[START DATA TO USE]
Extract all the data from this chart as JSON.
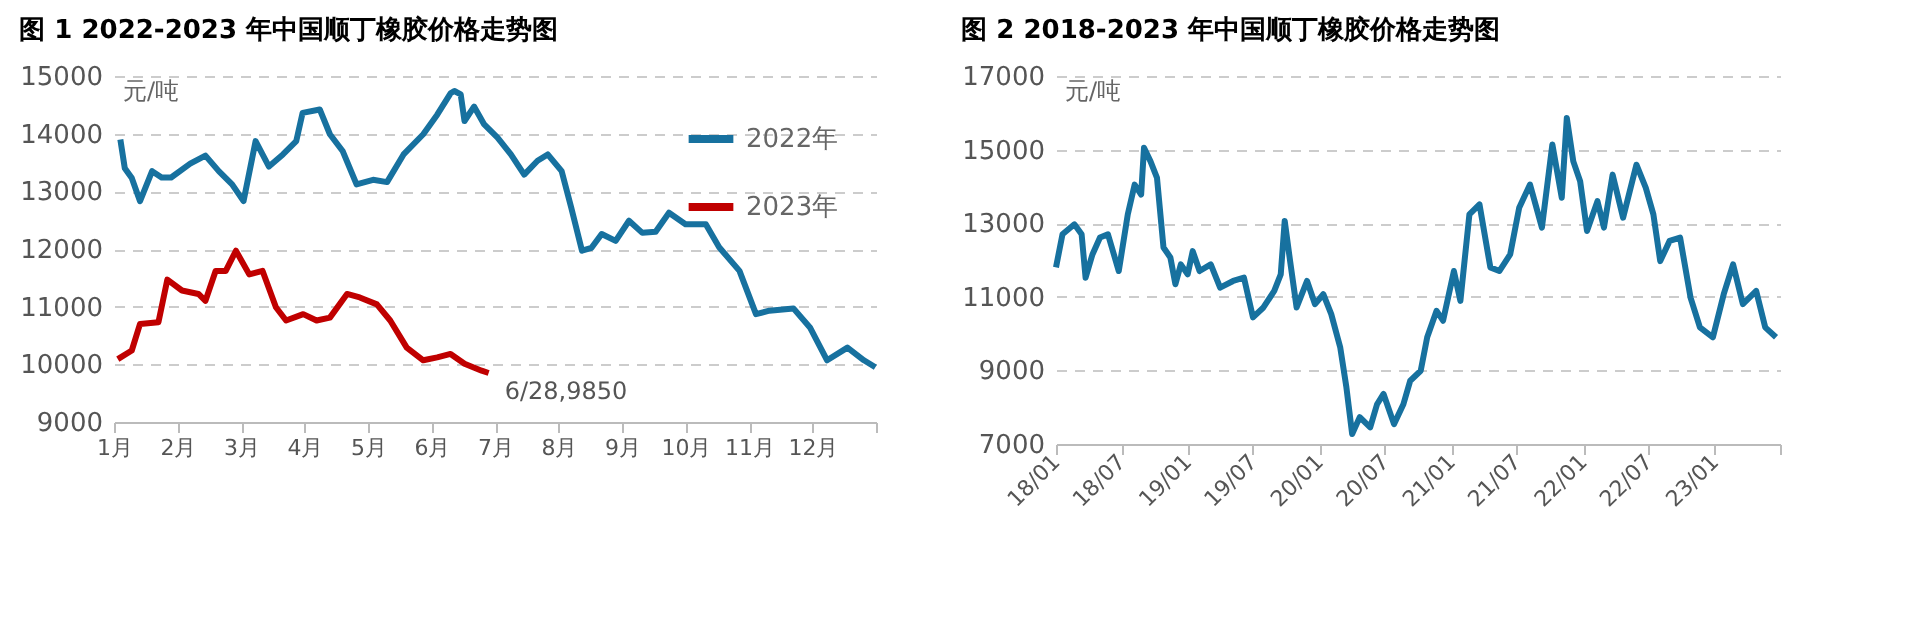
{
  "chart_data": [
    {
      "type": "line",
      "title": "图 1 2022-2023 年中国顺丁橡胶价格走势图",
      "ylabel": "元/吨",
      "xlim": [
        1,
        13
      ],
      "ylim": [
        9000,
        15000
      ],
      "yticks": [
        9000,
        10000,
        11000,
        12000,
        13000,
        14000,
        15000
      ],
      "xticks": [
        {
          "value": 1,
          "label": "1月"
        },
        {
          "value": 2,
          "label": "2月"
        },
        {
          "value": 3,
          "label": "3月"
        },
        {
          "value": 4,
          "label": "4月"
        },
        {
          "value": 5,
          "label": "5月"
        },
        {
          "value": 6,
          "label": "6月"
        },
        {
          "value": 7,
          "label": "7月"
        },
        {
          "value": 8,
          "label": "8月"
        },
        {
          "value": 9,
          "label": "9月"
        },
        {
          "value": 10,
          "label": "10月"
        },
        {
          "value": 11,
          "label": "11月"
        },
        {
          "value": 12,
          "label": "12月"
        },
        {
          "value": 13,
          "label": null
        }
      ],
      "grid": "y",
      "legend": "top right",
      "annotations": [
        {
          "text": "6/28,9850",
          "x": 6.9,
          "y": 9850
        }
      ],
      "series": [
        {
          "name": "2022年",
          "color": "#17719f",
          "x": [
            1.1,
            1.17,
            1.28,
            1.41,
            1.6,
            1.75,
            1.9,
            2.2,
            2.44,
            2.65,
            2.86,
            3.04,
            3.23,
            3.44,
            3.66,
            3.87,
            3.97,
            4.24,
            4.4,
            4.6,
            4.82,
            5.08,
            5.3,
            5.56,
            5.87,
            6.09,
            6.3,
            6.36,
            6.46,
            6.52,
            6.67,
            6.83,
            7.04,
            7.25,
            7.46,
            7.67,
            7.83,
            8.05,
            8.2,
            8.37,
            8.52,
            8.68,
            8.9,
            9.11,
            9.32,
            9.53,
            9.74,
            10.0,
            10.32,
            10.53,
            10.85,
            11.11,
            11.32,
            11.7,
            11.96,
            12.23,
            12.55,
            12.81,
            12.99
          ],
          "values": [
            13900,
            13400,
            13230,
            12830,
            13350,
            13240,
            13240,
            13480,
            13620,
            13350,
            13120,
            12830,
            13870,
            13430,
            13640,
            13870,
            14360,
            14420,
            13990,
            13700,
            13120,
            13200,
            13160,
            13640,
            13990,
            14330,
            14700,
            14740,
            14680,
            14220,
            14470,
            14160,
            13930,
            13640,
            13290,
            13530,
            13640,
            13350,
            12720,
            11970,
            12020,
            12260,
            12140,
            12490,
            12280,
            12300,
            12630,
            12430,
            12430,
            12030,
            11620,
            10870,
            10930,
            10970,
            10640,
            10070,
            10290,
            10070,
            9950
          ]
        },
        {
          "name": "2023年",
          "color": "#c00000",
          "x": [
            1.06,
            1.28,
            1.41,
            1.7,
            1.84,
            2.07,
            2.33,
            2.44,
            2.6,
            2.76,
            2.92,
            3.13,
            3.34,
            3.55,
            3.71,
            3.98,
            4.19,
            4.4,
            4.67,
            4.87,
            5.14,
            5.35,
            5.61,
            5.87,
            6.09,
            6.3,
            6.52,
            6.79,
            6.9
          ],
          "values": [
            10090,
            10240,
            10700,
            10730,
            11470,
            11280,
            11220,
            11100,
            11620,
            11620,
            11970,
            11560,
            11620,
            10990,
            10760,
            10870,
            10760,
            10810,
            11220,
            11160,
            11040,
            10760,
            10290,
            10070,
            10120,
            10180,
            10010,
            9890,
            9850
          ]
        }
      ]
    },
    {
      "type": "line",
      "title": "图 2 2018-2023 年中国顺丁橡胶价格走势图",
      "ylabel": "元/吨",
      "xlim": [
        "2018-01",
        "2023-07"
      ],
      "ylim": [
        7000,
        17000
      ],
      "yticks": [
        7000,
        9000,
        11000,
        13000,
        15000,
        17000
      ],
      "xticks": [
        {
          "value": "2018-01",
          "label": "18/01"
        },
        {
          "value": "2018-07",
          "label": "18/07"
        },
        {
          "value": "2019-01",
          "label": "19/01"
        },
        {
          "value": "2019-07",
          "label": "19/07"
        },
        {
          "value": "2020-01",
          "label": "20/01"
        },
        {
          "value": "2020-07",
          "label": "20/07"
        },
        {
          "value": "2021-01",
          "label": "21/01"
        },
        {
          "value": "2021-07",
          "label": "21/07"
        },
        {
          "value": "2022-01",
          "label": "22/01"
        },
        {
          "value": "2022-07",
          "label": "22/07"
        },
        {
          "value": "2023-01",
          "label": "23/01"
        },
        {
          "value": "2023-07",
          "label": null
        }
      ],
      "grid": "y",
      "series": [
        {
          "color": "#17719f",
          "x": [
            "2018-01-01",
            "2018-01-19",
            "2018-02-21",
            "2018-03-13",
            "2018-03-24",
            "2018-04-12",
            "2018-05-03",
            "2018-05-25",
            "2018-06-24",
            "2018-07-19",
            "2018-08-07",
            "2018-08-25",
            "2018-09-02",
            "2018-09-20",
            "2018-10-08",
            "2018-10-26",
            "2018-11-14",
            "2018-11-28",
            "2018-12-13",
            "2019-01-01",
            "2019-01-15",
            "2019-02-03",
            "2019-03-06",
            "2019-04-01",
            "2019-05-07",
            "2019-06-06",
            "2019-07-01",
            "2019-07-30",
            "2019-08-29",
            "2019-09-16",
            "2019-09-27",
            "2019-10-12",
            "2019-10-30",
            "2019-11-28",
            "2019-12-20",
            "2020-01-12",
            "2020-02-03",
            "2020-02-28",
            "2020-03-16",
            "2020-04-01",
            "2020-04-22",
            "2020-05-21",
            "2020-06-09",
            "2020-06-27",
            "2020-07-26",
            "2020-08-21",
            "2020-09-09",
            "2020-10-08",
            "2020-10-26",
            "2020-11-21",
            "2020-12-09",
            "2021-01-08",
            "2021-01-26",
            "2021-02-20",
            "2021-03-20",
            "2021-04-19",
            "2021-05-14",
            "2021-06-13",
            "2021-07-08",
            "2021-08-07",
            "2021-09-09",
            "2021-10-08",
            "2021-11-03",
            "2021-11-17",
            "2021-12-05",
            "2021-12-24",
            "2022-01-12",
            "2022-02-10",
            "2022-02-28",
            "2022-03-24",
            "2022-04-22",
            "2022-05-29",
            "2022-06-24",
            "2022-07-15",
            "2022-08-03",
            "2022-08-29",
            "2022-09-27",
            "2022-10-26",
            "2022-11-21",
            "2022-12-27",
            "2023-01-26",
            "2023-02-21",
            "2023-03-20",
            "2023-04-26",
            "2023-05-21",
            "2023-06-20"
          ],
          "values": [
            11800,
            12700,
            12970,
            12700,
            11520,
            12150,
            12610,
            12700,
            11700,
            13240,
            14050,
            13780,
            15050,
            14680,
            14230,
            12340,
            12070,
            11340,
            11880,
            11610,
            12240,
            11700,
            11880,
            11250,
            11430,
            11520,
            10440,
            10710,
            11160,
            11610,
            13060,
            11970,
            10710,
            11430,
            10800,
            11070,
            10530,
            9620,
            8540,
            7270,
            7730,
            7450,
            8080,
            8360,
            7540,
            8080,
            8720,
            8990,
            9900,
            10620,
            10350,
            11700,
            10890,
            13240,
            13510,
            11800,
            11700,
            12150,
            13420,
            14050,
            12880,
            15140,
            13690,
            15860,
            14680,
            14140,
            12790,
            13600,
            12880,
            14320,
            13150,
            14590,
            13960,
            13240,
            11970,
            12520,
            12610,
            10980,
            10170,
            9900,
            11070,
            11880,
            10800,
            11160,
            10170,
            9900
          ]
        }
      ]
    }
  ]
}
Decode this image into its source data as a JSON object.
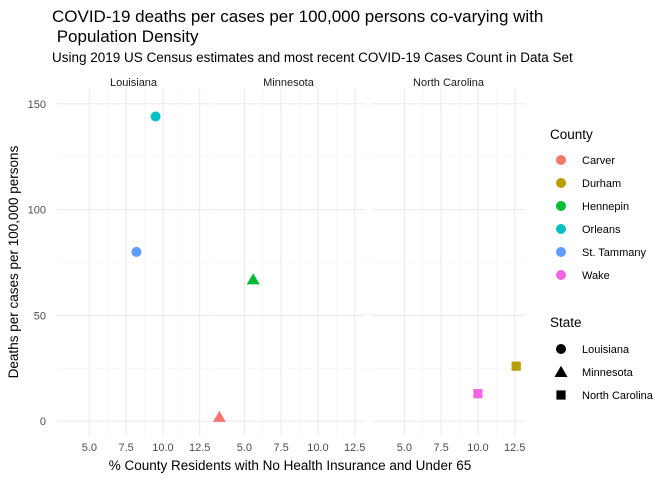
[END DATA TO USE]
▶ SET TASK: Return all the entries word for word, but omit any pictures they contain.

▶ FULL SOLUTION:
Extract all the data from this chart as JSON.
{
  "chart_data": [
    {
      "type": "line",
      "title": "图 1 2022-2023 年中国顺丁橡胶价格走势图",
      "ylabel": "元/吨",
      "xlim": [
        1,
        13
      ],
      "ylim": [
        9000,
        15000
      ],
      "yticks": [
        9000,
        10000,
        11000,
        12000,
        13000,
        14000,
        15000
      ],
      "xticks": [
        {
          "value": 1,
          "label": "1月"
        },
        {
          "value": 2,
          "label": "2月"
        },
        {
          "value": 3,
          "label": "3月"
        },
        {
          "value": 4,
          "label": "4月"
        },
        {
          "value": 5,
          "label": "5月"
        },
        {
          "value": 6,
          "label": "6月"
        },
        {
          "value": 7,
          "label": "7月"
        },
        {
          "value": 8,
          "label": "8月"
        },
        {
          "value": 9,
          "label": "9月"
        },
        {
          "value": 10,
          "label": "10月"
        },
        {
          "value": 11,
          "label": "11月"
        },
        {
          "value": 12,
          "label": "12月"
        },
        {
          "value": 13,
          "label": null
        }
      ],
      "grid": "y",
      "legend": "top right",
      "annotations": [
        {
          "text": "6/28,9850",
          "x": 6.9,
          "y": 9850
        }
      ],
      "series": [
        {
          "name": "2022年",
          "color": "#17719f",
          "x": [
            1.1,
            1.17,
            1.28,
            1.41,
            1.6,
            1.75,
            1.9,
            2.2,
            2.44,
            2.65,
            2.86,
            3.04,
            3.23,
            3.44,
            3.66,
            3.87,
            3.97,
            4.24,
            4.4,
            4.6,
            4.82,
            5.08,
            5.3,
            5.56,
            5.87,
            6.09,
            6.3,
            6.36,
            6.46,
            6.52,
            6.67,
            6.83,
            7.04,
            7.25,
            7.46,
            7.67,
            7.83,
            8.05,
            8.2,
            8.37,
            8.52,
            8.68,
            8.9,
            9.11,
            9.32,
            9.53,
            9.74,
            10.0,
            10.32,
            10.53,
            10.85,
            11.11,
            11.32,
            11.7,
            11.96,
            12.23,
            12.55,
            12.81,
            12.99
          ],
          "values": [
            13900,
            13400,
            13230,
            12830,
            13350,
            13240,
            13240,
            13480,
            13620,
            13350,
            13120,
            12830,
            13870,
            13430,
            13640,
            13870,
            14360,
            14420,
            13990,
            13700,
            13120,
            13200,
            13160,
            13640,
            13990,
            14330,
            14700,
            14740,
            14680,
            14220,
            14470,
            14160,
            13930,
            13640,
            13290,
            13530,
            13640,
            13350,
            12720,
            11970,
            12020,
            12260,
            12140,
            12490,
            12280,
            12300,
            12630,
            12430,
            12430,
            12030,
            11620,
            10870,
            10930,
            10970,
            10640,
            10070,
            10290,
            10070,
            9950
          ]
        },
        {
          "name": "2023年",
          "color": "#c00000",
          "x": [
            1.06,
            1.28,
            1.41,
            1.7,
            1.84,
            2.07,
            2.33,
            2.44,
            2.6,
            2.76,
            2.92,
            3.13,
            3.34,
            3.55,
            3.71,
            3.98,
            4.19,
            4.4,
            4.67,
            4.87,
            5.14,
            5.35,
            5.61,
            5.87,
            6.09,
            6.3,
            6.52,
            6.79,
            6.9
          ],
          "values": [
            10090,
            10240,
            10700,
            10730,
            11470,
            11280,
            11220,
            11100,
            11620,
            11620,
            11970,
            11560,
            11620,
            10990,
            10760,
            10870,
            10760,
            10810,
            11220,
            11160,
            11040,
            10760,
            10290,
            10070,
            10120,
            10180,
            10010,
            9890,
            9850
          ]
        }
      ]
    },
    {
      "type": "line",
      "title": "图 2 2018-2023 年中国顺丁橡胶价格走势图",
      "ylabel": "元/吨",
      "xlim": [
        "2018-01",
        "2023-07"
      ],
      "ylim": [
        7000,
        17000
      ],
      "yticks": [
        7000,
        9000,
        11000,
        13000,
        15000,
        17000
      ],
      "xticks": [
        {
          "value": "2018-01",
          "label": "18/01"
        },
        {
          "value": "2018-07",
          "label": "18/07"
        },
        {
          "value": "2019-01",
          "label": "19/01"
        },
        {
          "value": "2019-07",
          "label": "19/07"
        },
        {
          "value": "2020-01",
          "label": "20/01"
        },
        {
          "value": "2020-07",
          "label": "20/07"
        },
        {
          "value": "2021-01",
          "label": "21/01"
        },
        {
          "value": "2021-07",
          "label": "21/07"
        },
        {
          "value": "2022-01",
          "label": "22/01"
        },
        {
          "value": "2022-07",
          "label": "22/07"
        },
        {
          "value": "2023-01",
          "label": "23/01"
        },
        {
          "value": "2023-07",
          "label": null
        }
      ],
      "grid": "y",
      "series": [
        {
          "color": "#17719f",
          "x": [
            "2018-01-01",
            "2018-01-19",
            "2018-02-21",
            "2018-03-13",
            "2018-03-24",
            "2018-04-12",
            "2018-05-03",
            "2018-05-25",
            "2018-06-24",
            "2018-07-19",
            "2018-08-07",
            "2018-08-25",
            "2018-09-02",
            "2018-09-20",
            "2018-10-08",
            "2018-10-26",
            "2018-11-14",
            "2018-11-28",
            "2018-12-13",
            "2019-01-01",
            "2019-01-15",
            "2019-02-03",
            "2019-03-06",
            "2019-04-01",
            "2019-05-07",
            "2019-06-06",
            "2019-07-01",
            "2019-07-30",
            "2019-08-29",
            "2019-09-16",
            "2019-09-27",
            "2019-10-12",
            "2019-10-30",
            "2019-11-28",
            "2019-12-20",
            "2020-01-12",
            "2020-02-03",
            "2020-02-28",
            "2020-03-16",
            "2020-04-01",
            "2020-04-22",
            "2020-05-21",
            "2020-06-09",
            "2020-06-27",
            "2020-07-26",
            "2020-08-21",
            "2020-09-09",
            "2020-10-08",
            "2020-10-26",
            "2020-11-21",
            "2020-12-09",
            "2021-01-08",
            "2021-01-26",
            "2021-02-20",
            "2021-03-20",
            "2021-04-19",
            "2021-05-14",
            "2021-06-13",
            "2021-07-08",
            "2021-08-07",
            "2021-09-09",
            "2021-10-08",
            "2021-11-03",
            "2021-11-17",
            "2021-12-05",
            "2021-12-24",
            "2022-01-12",
            "2022-02-10",
            "2022-02-28",
            "2022-03-24",
            "2022-04-22",
            "2022-05-29",
            "2022-06-24",
            "2022-07-15",
            "2022-08-03",
            "2022-08-29",
            "2022-09-27",
            "2022-10-26",
            "2022-11-21",
            "2022-12-27",
            "2023-01-26",
            "2023-02-21",
            "2023-03-20",
            "2023-04-26",
            "2023-05-21",
            "2023-06-20"
          ],
          "values": [
            11800,
            12700,
            12970,
            12700,
            11520,
            12150,
            12610,
            12700,
            11700,
            13240,
            14050,
            13780,
            15050,
            14680,
            14230,
            12340,
            12070,
            11340,
            11880,
            11610,
            12240,
            11700,
            11880,
            11250,
            11430,
            11520,
            10440,
            10710,
            11160,
            11610,
            13060,
            11970,
            10710,
            11430,
            10800,
            11070,
            10530,
            9620,
            8540,
            7270,
            7730,
            7450,
            8080,
            8360,
            7540,
            8080,
            8720,
            8990,
            9900,
            10620,
            10350,
            11700,
            10890,
            13240,
            13510,
            11800,
            11700,
            12150,
            13420,
            14050,
            12880,
            15140,
            13690,
            15860,
            14680,
            14140,
            12790,
            13600,
            12880,
            14320,
            13150,
            14590,
            13960,
            13240,
            11970,
            12520,
            12610,
            10980,
            10170,
            9900,
            11070,
            11880,
            10800,
            11160,
            10170,
            9900
          ]
        }
      ]
    }
  ]
}
Decode this image into its source data as a JSON object.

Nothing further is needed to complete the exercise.